┌─ DATA LINES

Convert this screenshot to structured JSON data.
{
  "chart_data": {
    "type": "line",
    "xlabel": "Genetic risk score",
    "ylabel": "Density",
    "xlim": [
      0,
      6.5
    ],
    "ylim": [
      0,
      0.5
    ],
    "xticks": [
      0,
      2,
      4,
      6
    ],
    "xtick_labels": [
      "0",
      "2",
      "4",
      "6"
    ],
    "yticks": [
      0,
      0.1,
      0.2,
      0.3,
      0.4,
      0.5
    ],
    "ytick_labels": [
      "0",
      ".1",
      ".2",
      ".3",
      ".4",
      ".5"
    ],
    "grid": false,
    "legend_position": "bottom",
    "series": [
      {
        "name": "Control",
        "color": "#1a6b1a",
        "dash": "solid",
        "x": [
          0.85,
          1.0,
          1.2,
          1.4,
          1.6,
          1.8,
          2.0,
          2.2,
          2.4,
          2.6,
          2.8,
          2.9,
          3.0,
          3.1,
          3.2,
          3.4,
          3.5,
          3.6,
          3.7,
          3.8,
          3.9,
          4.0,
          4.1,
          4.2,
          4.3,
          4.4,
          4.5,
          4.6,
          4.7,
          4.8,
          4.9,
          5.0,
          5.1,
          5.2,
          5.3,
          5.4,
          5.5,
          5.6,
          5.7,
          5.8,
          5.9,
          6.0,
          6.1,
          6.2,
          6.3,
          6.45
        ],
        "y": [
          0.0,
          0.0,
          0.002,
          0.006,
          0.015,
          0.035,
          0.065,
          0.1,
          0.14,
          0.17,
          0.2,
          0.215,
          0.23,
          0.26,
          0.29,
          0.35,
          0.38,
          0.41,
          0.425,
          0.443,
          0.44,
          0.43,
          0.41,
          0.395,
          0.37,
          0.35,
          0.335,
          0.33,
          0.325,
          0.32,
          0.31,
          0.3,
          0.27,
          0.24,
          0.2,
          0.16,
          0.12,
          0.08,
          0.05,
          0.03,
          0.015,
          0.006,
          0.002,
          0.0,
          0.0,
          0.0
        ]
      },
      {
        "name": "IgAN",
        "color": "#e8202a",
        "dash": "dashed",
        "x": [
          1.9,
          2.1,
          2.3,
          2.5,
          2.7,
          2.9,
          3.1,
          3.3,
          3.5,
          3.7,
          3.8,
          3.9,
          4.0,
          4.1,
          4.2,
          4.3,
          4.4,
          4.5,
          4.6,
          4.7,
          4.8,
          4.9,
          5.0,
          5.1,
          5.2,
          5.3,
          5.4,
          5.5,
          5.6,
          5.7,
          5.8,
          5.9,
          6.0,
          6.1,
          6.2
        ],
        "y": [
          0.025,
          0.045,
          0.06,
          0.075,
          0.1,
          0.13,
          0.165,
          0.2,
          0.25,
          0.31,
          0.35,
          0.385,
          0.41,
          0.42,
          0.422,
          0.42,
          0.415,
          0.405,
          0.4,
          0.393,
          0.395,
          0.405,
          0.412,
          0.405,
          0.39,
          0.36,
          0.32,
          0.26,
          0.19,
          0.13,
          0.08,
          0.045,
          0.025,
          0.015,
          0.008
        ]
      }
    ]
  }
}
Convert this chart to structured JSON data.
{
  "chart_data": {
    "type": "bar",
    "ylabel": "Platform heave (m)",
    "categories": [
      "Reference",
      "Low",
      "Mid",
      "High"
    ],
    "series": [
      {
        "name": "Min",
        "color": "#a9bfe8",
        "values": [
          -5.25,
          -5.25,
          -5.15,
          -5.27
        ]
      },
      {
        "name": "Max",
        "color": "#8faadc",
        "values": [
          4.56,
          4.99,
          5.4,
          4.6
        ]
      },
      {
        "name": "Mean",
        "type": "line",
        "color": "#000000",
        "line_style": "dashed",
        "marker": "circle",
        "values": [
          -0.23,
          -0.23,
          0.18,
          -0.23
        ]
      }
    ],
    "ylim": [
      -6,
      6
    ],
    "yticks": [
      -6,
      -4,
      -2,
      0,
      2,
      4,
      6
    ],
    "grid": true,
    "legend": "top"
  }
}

└─

[THE REQUEST]
Repeat only the stretch of lines that begins at the line containing "Convert this chart to structured JSON data." and ends at the last line above, both included.

[EXPECTED OUTPUT]
Convert this chart to structured JSON data.
{
  "chart_data": {
    "type": "bar",
    "ylabel": "Platform heave (m)",
    "categories": [
      "Reference",
      "Low",
      "Mid",
      "High"
    ],
    "series": [
      {
        "name": "Min",
        "color": "#a9bfe8",
        "values": [
          -5.25,
          -5.25,
          -5.15,
          -5.27
        ]
      },
      {
        "name": "Max",
        "color": "#8faadc",
        "values": [
          4.56,
          4.99,
          5.4,
          4.6
        ]
      },
      {
        "name": "Mean",
        "type": "line",
        "color": "#000000",
        "line_style": "dashed",
        "marker": "circle",
        "values": [
          -0.23,
          -0.23,
          0.18,
          -0.23
        ]
      }
    ],
    "ylim": [
      -6,
      6
    ],
    "yticks": [
      -6,
      -4,
      -2,
      0,
      2,
      4,
      6
    ],
    "grid": true,
    "legend": "top"
  }
}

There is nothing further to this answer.